### Given records

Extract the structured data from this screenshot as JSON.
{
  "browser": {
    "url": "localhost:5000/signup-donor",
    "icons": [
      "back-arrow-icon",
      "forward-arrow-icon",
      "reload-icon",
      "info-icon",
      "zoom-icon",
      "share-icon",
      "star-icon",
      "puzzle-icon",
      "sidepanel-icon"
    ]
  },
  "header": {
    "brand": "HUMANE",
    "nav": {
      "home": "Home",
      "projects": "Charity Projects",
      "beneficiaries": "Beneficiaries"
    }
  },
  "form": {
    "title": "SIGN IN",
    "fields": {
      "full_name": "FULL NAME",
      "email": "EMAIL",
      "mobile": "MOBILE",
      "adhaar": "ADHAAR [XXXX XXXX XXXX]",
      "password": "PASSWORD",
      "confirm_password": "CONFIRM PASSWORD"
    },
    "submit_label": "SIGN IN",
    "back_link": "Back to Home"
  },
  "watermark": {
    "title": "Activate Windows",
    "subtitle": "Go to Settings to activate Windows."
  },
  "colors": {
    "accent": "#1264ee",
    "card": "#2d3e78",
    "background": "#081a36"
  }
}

### Written request
Transcribe every entry exactly, omitting nothing.

### In response
Extract the structured data from this screenshot as JSON.
{
  "browser": {
    "url": "localhost:5000/signup-donor",
    "icons": [
      "back-arrow-icon",
      "forward-arrow-icon",
      "reload-icon",
      "info-icon",
      "zoom-icon",
      "share-icon",
      "star-icon",
      "puzzle-icon",
      "sidepanel-icon"
    ]
  },
  "header": {
    "brand": "HUMANE",
    "nav": {
      "home": "Home",
      "projects": "Charity Projects",
      "beneficiaries": "Beneficiaries"
    }
  },
  "form": {
    "title": "SIGN IN",
    "fields": {
      "full_name": "FULL NAME",
      "email": "EMAIL",
      "mobile": "MOBILE",
      "adhaar": "ADHAAR [XXXX XXXX XXXX]",
      "password": "PASSWORD",
      "confirm_password": "CONFIRM PASSWORD"
    },
    "submit_label": "SIGN IN",
    "back_link": "Back to Home"
  },
  "watermark": {
    "title": "Activate Windows",
    "subtitle": "Go to Settings to activate Windows."
  },
  "colors": {
    "accent": "#1264ee",
    "card": "#2d3e78",
    "background": "#081a36"
  }
}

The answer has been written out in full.